> [DIRECTION]: Restate the entire listing word for word.

> [EXERCISE INPUT]:
--- --- ---

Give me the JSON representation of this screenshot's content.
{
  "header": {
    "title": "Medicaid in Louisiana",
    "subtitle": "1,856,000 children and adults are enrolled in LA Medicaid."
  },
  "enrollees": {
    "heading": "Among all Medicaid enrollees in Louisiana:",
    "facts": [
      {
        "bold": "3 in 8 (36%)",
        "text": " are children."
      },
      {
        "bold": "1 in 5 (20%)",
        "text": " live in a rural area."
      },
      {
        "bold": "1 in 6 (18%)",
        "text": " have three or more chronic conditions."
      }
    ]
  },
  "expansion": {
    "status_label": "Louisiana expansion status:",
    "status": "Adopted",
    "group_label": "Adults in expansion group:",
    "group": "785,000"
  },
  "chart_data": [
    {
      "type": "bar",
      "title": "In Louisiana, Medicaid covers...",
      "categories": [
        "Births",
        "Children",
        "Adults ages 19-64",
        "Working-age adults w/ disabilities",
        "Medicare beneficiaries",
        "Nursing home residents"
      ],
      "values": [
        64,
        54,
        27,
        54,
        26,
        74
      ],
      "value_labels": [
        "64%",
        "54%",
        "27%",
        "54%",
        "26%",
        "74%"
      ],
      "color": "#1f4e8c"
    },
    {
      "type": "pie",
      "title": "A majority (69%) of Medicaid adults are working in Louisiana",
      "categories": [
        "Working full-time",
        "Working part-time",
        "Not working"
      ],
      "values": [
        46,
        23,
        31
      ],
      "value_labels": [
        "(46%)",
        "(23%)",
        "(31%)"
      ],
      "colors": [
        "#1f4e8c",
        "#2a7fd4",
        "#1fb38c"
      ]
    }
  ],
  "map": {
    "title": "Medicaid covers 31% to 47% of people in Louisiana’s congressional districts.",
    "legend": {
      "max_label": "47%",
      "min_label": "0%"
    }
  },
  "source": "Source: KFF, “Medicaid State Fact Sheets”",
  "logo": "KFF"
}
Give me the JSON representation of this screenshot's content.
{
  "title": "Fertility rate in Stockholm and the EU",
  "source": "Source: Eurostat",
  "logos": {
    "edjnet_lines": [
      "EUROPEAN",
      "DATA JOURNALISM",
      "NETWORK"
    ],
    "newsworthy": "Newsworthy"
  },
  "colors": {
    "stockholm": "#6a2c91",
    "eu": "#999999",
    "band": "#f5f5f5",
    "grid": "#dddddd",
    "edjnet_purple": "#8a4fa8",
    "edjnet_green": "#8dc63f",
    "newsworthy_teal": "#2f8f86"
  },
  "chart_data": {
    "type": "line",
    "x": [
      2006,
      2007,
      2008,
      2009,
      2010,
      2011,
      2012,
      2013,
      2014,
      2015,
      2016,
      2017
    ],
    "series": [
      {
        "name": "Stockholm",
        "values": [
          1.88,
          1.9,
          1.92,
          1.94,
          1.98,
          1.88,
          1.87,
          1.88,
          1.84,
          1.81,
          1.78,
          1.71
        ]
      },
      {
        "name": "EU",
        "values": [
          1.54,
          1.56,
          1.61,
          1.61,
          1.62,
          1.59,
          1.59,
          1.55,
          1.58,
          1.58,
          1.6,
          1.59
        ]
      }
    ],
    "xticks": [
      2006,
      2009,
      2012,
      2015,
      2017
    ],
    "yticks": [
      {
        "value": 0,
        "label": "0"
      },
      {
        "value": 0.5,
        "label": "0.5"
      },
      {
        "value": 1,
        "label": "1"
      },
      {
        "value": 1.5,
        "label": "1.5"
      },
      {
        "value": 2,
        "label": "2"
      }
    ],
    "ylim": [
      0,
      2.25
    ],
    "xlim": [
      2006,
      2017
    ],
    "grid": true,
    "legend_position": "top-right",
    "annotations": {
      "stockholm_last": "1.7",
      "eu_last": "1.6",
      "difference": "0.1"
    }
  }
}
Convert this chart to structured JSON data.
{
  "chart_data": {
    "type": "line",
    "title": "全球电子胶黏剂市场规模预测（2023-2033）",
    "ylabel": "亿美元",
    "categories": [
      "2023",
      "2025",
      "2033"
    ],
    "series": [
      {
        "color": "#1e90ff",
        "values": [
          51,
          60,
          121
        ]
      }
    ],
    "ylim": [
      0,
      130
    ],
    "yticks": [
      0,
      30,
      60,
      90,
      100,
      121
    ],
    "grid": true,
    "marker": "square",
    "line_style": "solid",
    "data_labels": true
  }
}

--- --- ---

> [THE ANSWER]:
Give me the JSON representation of this screenshot's content.
{
  "header": {
    "title": "Medicaid in Louisiana",
    "subtitle": "1,856,000 children and adults are enrolled in LA Medicaid."
  },
  "enrollees": {
    "heading": "Among all Medicaid enrollees in Louisiana:",
    "facts": [
      {
        "bold": "3 in 8 (36%)",
        "text": " are children."
      },
      {
        "bold": "1 in 5 (20%)",
        "text": " live in a rural area."
      },
      {
        "bold": "1 in 6 (18%)",
        "text": " have three or more chronic conditions."
      }
    ]
  },
  "expansion": {
    "status_label": "Louisiana expansion status:",
    "status": "Adopted",
    "group_label": "Adults in expansion group:",
    "group": "785,000"
  },
  "chart_data": [
    {
      "type": "bar",
      "title": "In Louisiana, Medicaid covers...",
      "categories": [
        "Births",
        "Children",
        "Adults ages 19-64",
        "Working-age adults w/ disabilities",
        "Medicare beneficiaries",
        "Nursing home residents"
      ],
      "values": [
        64,
        54,
        27,
        54,
        26,
        74
      ],
      "value_labels": [
        "64%",
        "54%",
        "27%",
        "54%",
        "26%",
        "74%"
      ],
      "color": "#1f4e8c"
    },
    {
      "type": "pie",
      "title": "A majority (69%) of Medicaid adults are working in Louisiana",
      "categories": [
        "Working full-time",
        "Working part-time",
        "Not working"
      ],
      "values": [
        46,
        23,
        31
      ],
      "value_labels": [
        "(46%)",
        "(23%)",
        "(31%)"
      ],
      "colors": [
        "#1f4e8c",
        "#2a7fd4",
        "#1fb38c"
      ]
    }
  ],
  "map": {
    "title": "Medicaid covers 31% to 47% of people in Louisiana’s congressional districts.",
    "legend": {
      "max_label": "47%",
      "min_label": "0%"
    }
  },
  "source": "Source: KFF, “Medicaid State Fact Sheets”",
  "logo": "KFF"
}
Give me the JSON representation of this screenshot's content.
{
  "title": "Fertility rate in Stockholm and the EU",
  "source": "Source: Eurostat",
  "logos": {
    "edjnet_lines": [
      "EUROPEAN",
      "DATA JOURNALISM",
      "NETWORK"
    ],
    "newsworthy": "Newsworthy"
  },
  "colors": {
    "stockholm": "#6a2c91",
    "eu": "#999999",
    "band": "#f5f5f5",
    "grid": "#dddddd",
    "edjnet_purple": "#8a4fa8",
    "edjnet_green": "#8dc63f",
    "newsworthy_teal": "#2f8f86"
  },
  "chart_data": {
    "type": "line",
    "x": [
      2006,
      2007,
      2008,
      2009,
      2010,
      2011,
      2012,
      2013,
      2014,
      2015,
      2016,
      2017
    ],
    "series": [
      {
        "name": "Stockholm",
        "values": [
          1.88,
          1.9,
          1.92,
          1.94,
          1.98,
          1.88,
          1.87,
          1.88,
          1.84,
          1.81,
          1.78,
          1.71
        ]
      },
      {
        "name": "EU",
        "values": [
          1.54,
          1.56,
          1.61,
          1.61,
          1.62,
          1.59,
          1.59,
          1.55,
          1.58,
          1.58,
          1.6,
          1.59
        ]
      }
    ],
    "xticks": [
      2006,
      2009,
      2012,
      2015,
      2017
    ],
    "yticks": [
      {
        "value": 0,
        "label": "0"
      },
      {
        "value": 0.5,
        "label": "0.5"
      },
      {
        "value": 1,
        "label": "1"
      },
      {
        "value": 1.5,
        "label": "1.5"
      },
      {
        "value": 2,
        "label": "2"
      }
    ],
    "ylim": [
      0,
      2.25
    ],
    "xlim": [
      2006,
      2017
    ],
    "grid": true,
    "legend_position": "top-right",
    "annotations": {
      "stockholm_last": "1.7",
      "eu_last": "1.6",
      "difference": "0.1"
    }
  }
}
Convert this chart to structured JSON data.
{
  "chart_data": {
    "type": "line",
    "title": "全球电子胶黏剂市场规模预测（2023-2033）",
    "ylabel": "亿美元",
    "categories": [
      "2023",
      "2025",
      "2033"
    ],
    "series": [
      {
        "color": "#1e90ff",
        "values": [
          51,
          60,
          121
        ]
      }
    ],
    "ylim": [
      0,
      130
    ],
    "yticks": [
      0,
      30,
      60,
      90,
      100,
      121
    ],
    "grid": true,
    "marker": "square",
    "line_style": "solid",
    "data_labels": true
  }
}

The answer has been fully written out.